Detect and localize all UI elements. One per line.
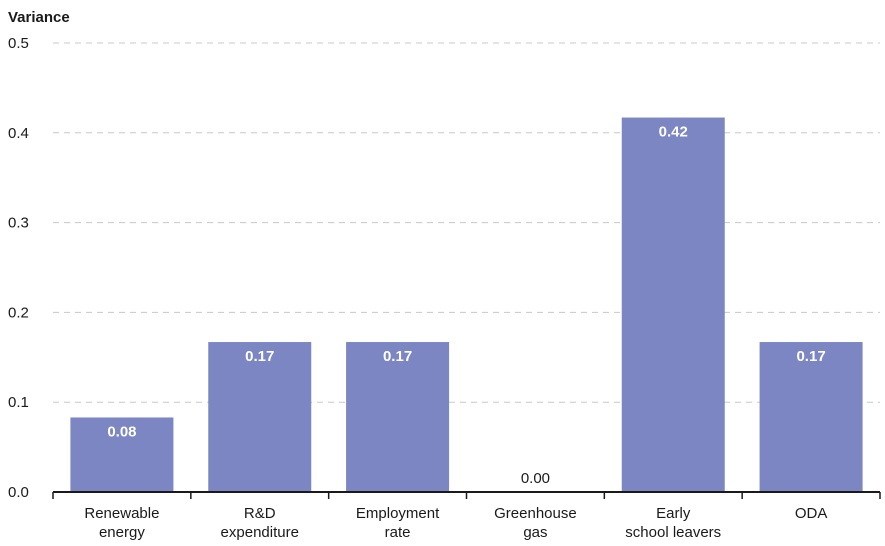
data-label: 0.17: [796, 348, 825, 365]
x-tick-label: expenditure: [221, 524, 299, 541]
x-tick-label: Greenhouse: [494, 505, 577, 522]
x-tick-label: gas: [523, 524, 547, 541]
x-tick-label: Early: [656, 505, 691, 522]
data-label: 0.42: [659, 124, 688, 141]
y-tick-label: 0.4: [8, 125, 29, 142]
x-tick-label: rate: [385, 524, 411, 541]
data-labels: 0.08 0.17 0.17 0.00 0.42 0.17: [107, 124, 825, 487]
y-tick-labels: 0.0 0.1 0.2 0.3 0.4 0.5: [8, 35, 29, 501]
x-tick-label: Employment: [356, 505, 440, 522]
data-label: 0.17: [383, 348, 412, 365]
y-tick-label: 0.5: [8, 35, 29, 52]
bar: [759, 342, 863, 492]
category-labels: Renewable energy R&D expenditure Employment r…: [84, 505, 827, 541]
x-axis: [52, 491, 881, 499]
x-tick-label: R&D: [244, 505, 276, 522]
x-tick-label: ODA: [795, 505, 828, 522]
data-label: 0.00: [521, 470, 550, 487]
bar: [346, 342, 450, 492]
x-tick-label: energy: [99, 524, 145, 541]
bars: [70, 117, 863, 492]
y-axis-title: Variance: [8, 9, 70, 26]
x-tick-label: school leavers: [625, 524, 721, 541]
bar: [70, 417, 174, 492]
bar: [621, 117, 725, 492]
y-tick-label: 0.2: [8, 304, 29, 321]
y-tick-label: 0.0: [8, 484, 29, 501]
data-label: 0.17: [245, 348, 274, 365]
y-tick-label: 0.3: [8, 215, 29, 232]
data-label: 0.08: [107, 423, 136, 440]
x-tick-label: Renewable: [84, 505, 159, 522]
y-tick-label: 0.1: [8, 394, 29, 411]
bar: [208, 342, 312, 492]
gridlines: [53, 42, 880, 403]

:::::

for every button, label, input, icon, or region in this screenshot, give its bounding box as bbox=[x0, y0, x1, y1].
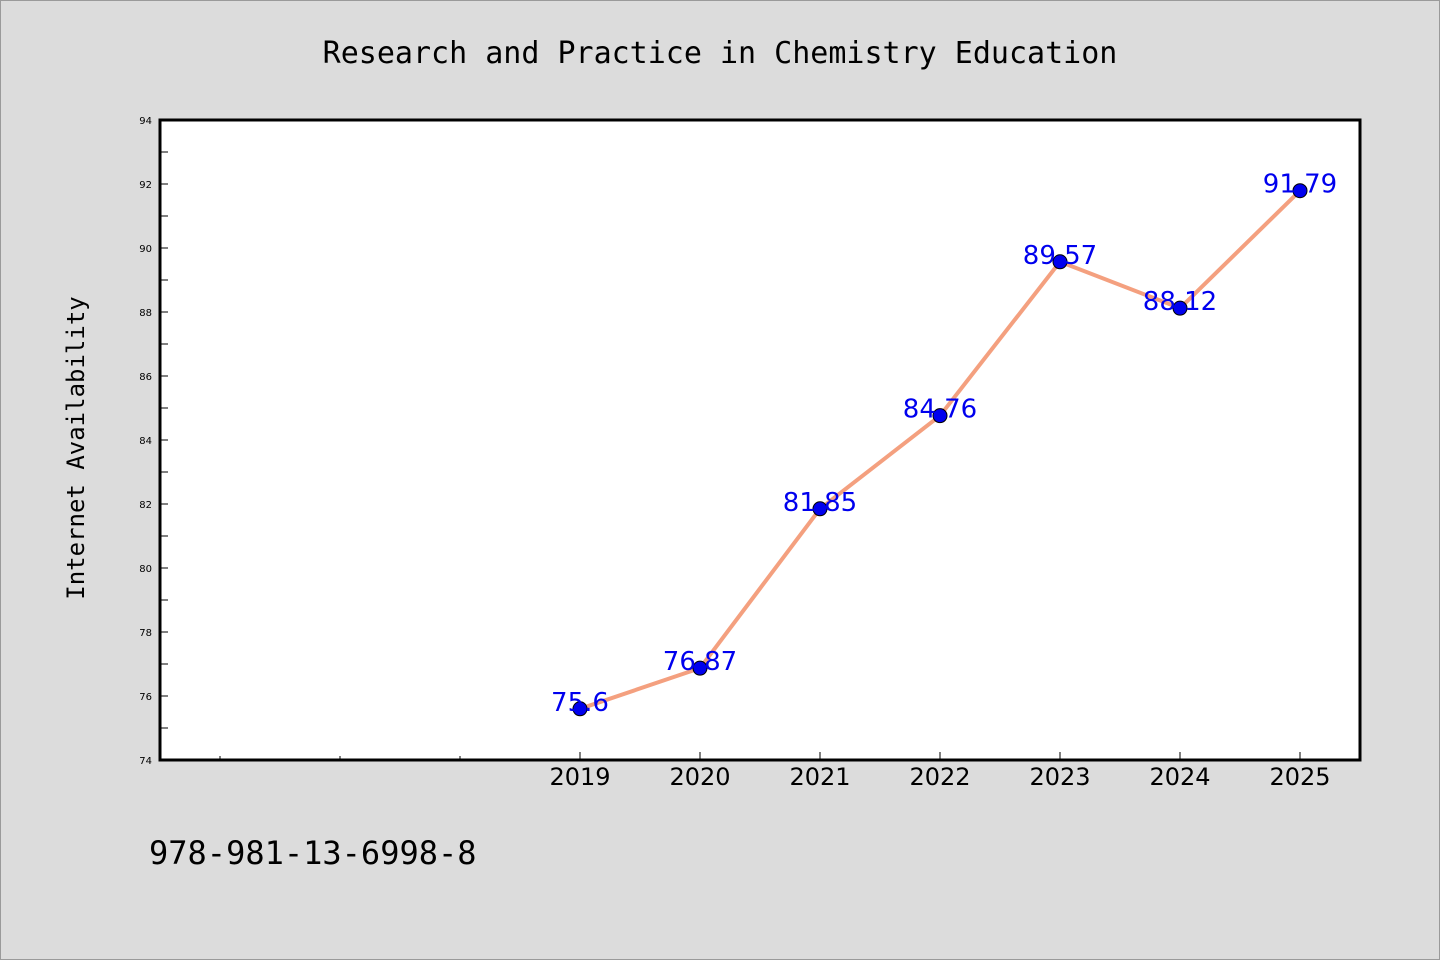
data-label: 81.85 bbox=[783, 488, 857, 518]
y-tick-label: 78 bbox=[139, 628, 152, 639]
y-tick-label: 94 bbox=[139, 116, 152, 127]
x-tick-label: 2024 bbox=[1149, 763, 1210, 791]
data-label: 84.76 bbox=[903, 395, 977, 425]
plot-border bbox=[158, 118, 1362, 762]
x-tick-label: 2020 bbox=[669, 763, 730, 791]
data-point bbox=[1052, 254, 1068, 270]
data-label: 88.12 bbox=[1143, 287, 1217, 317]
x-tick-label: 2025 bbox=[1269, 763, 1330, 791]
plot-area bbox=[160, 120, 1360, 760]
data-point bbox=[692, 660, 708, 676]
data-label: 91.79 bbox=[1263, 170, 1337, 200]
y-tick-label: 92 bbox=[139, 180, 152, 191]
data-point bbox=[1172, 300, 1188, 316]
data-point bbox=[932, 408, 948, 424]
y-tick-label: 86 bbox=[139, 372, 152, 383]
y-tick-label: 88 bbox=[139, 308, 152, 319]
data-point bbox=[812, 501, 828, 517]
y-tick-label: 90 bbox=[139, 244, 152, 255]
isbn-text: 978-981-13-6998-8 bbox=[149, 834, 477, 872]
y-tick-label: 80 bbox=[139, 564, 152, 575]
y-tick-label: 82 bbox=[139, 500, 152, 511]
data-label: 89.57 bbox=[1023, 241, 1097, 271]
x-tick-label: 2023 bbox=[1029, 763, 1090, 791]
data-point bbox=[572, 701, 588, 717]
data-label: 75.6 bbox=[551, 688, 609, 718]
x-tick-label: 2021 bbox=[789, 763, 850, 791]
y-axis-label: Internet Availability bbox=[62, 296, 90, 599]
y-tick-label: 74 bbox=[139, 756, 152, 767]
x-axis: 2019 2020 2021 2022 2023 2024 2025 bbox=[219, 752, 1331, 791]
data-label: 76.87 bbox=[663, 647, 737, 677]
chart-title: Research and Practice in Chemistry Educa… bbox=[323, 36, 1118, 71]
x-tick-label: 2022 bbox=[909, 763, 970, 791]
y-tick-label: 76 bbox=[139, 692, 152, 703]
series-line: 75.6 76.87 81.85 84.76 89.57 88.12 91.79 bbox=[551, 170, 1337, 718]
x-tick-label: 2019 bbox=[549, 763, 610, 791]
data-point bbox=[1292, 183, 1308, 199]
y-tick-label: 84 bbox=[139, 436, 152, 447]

:::::

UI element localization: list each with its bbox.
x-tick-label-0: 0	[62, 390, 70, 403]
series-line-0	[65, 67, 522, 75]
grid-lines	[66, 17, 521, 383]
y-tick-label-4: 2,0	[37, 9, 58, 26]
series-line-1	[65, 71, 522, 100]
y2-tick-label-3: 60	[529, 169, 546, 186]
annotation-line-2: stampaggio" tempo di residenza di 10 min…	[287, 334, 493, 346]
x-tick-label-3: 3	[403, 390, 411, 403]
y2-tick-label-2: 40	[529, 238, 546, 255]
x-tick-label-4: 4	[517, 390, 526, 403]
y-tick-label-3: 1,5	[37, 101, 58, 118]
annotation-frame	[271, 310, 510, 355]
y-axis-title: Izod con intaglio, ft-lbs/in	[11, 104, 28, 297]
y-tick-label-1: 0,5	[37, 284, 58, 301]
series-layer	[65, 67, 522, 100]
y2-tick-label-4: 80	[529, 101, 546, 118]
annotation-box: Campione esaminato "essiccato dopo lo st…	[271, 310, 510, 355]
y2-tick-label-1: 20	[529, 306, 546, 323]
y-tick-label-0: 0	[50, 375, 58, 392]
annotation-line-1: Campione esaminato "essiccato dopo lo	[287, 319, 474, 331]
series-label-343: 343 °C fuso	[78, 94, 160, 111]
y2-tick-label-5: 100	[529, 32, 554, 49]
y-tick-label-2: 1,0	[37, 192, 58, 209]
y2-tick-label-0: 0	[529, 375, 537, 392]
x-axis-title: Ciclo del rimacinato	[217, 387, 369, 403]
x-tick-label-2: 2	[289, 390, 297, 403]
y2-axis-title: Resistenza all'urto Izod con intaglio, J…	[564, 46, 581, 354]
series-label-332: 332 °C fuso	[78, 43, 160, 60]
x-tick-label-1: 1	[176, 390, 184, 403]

:::::

GOAL OF THE EXERCISE -
Filter the entries above, keeping only the lines that contain the string "title".

RESPONSE TO THE EXERCISE -
y-axis-title: Variance: [8, 9, 70, 26]
chart-title: Research and Practice in Chemistry Educa… bbox=[323, 36, 1118, 71]
y-axis-title: Izod con intaglio, ft-lbs/in	[11, 104, 28, 297]
x-axis-title: Ciclo del rimacinato	[217, 387, 369, 403]
y2-axis-title: Resistenza all'urto Izod con intaglio, J…	[564, 46, 581, 354]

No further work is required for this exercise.